## SHORT PROBLEM
Copy out each line of the data that holds the word "group".

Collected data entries
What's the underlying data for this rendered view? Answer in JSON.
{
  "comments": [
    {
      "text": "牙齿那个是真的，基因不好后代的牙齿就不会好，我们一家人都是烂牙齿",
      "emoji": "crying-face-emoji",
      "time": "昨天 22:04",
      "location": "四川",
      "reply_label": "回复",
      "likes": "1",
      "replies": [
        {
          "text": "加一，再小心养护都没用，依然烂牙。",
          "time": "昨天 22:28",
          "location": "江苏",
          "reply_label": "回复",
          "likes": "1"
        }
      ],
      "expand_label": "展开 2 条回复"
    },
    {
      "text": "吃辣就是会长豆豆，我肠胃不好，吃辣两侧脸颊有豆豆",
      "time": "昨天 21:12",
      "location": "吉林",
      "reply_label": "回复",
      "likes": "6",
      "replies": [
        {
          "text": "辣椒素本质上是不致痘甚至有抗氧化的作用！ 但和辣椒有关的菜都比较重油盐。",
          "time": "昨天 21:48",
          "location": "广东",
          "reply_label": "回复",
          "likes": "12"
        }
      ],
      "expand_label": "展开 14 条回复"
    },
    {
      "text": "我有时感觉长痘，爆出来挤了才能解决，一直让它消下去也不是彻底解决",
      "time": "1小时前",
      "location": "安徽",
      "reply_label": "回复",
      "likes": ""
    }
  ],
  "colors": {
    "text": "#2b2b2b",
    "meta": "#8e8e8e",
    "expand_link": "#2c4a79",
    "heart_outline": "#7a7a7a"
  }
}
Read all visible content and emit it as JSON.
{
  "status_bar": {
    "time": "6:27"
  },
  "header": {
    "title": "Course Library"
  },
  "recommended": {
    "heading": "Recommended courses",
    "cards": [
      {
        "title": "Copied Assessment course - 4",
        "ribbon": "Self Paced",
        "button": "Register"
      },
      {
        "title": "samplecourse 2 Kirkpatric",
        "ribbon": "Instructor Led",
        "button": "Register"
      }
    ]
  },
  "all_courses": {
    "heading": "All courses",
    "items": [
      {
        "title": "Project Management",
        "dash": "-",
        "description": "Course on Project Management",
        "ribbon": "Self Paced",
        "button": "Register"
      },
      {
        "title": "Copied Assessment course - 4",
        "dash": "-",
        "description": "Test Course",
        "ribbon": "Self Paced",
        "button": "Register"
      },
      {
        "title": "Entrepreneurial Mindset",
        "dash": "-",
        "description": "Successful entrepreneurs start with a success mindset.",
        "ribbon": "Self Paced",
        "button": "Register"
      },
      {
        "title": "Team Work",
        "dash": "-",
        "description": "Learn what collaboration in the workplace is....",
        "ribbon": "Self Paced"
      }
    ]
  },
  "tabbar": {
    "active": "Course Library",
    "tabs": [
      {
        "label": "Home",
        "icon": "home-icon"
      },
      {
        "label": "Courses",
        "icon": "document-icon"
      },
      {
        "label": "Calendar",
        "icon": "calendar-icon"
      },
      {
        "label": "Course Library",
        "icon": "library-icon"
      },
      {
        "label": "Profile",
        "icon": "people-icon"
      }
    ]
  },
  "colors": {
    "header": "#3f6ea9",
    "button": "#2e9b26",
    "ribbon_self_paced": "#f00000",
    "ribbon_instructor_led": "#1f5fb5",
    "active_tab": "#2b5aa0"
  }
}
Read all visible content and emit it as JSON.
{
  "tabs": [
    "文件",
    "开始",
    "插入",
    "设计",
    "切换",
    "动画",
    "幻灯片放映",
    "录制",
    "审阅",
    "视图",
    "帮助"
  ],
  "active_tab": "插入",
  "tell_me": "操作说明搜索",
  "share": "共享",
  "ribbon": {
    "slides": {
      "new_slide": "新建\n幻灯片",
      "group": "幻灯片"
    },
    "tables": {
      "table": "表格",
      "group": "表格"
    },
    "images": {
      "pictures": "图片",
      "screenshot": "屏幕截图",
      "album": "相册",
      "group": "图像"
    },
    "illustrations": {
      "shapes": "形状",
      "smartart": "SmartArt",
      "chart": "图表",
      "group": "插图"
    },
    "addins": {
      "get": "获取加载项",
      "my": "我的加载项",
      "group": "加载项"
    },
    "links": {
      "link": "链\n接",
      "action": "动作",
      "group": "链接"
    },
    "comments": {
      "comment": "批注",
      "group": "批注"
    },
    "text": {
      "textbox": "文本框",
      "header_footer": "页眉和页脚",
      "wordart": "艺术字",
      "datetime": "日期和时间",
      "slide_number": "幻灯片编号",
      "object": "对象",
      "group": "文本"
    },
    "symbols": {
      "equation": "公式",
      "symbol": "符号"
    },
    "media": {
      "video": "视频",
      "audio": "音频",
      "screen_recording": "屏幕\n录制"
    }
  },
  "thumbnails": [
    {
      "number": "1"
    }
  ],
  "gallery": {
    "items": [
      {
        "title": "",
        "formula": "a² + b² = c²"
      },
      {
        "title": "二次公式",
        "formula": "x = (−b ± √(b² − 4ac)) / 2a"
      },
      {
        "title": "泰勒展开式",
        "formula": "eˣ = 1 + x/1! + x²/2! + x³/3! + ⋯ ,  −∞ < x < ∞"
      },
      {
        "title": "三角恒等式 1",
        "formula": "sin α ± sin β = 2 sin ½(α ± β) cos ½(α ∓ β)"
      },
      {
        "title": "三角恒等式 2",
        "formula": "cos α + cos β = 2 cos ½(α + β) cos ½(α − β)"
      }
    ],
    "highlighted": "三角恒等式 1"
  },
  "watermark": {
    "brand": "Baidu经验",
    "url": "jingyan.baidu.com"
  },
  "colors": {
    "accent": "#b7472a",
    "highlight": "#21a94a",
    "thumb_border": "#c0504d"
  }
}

## COMPLETED EXERCISE
      "group": "幻灯片"
      "group": "表格"
      "group": "图像"
      "group": "插图"
      "group": "加载项"
      "group": "链接"
      "group": "批注"
      "group": "文本"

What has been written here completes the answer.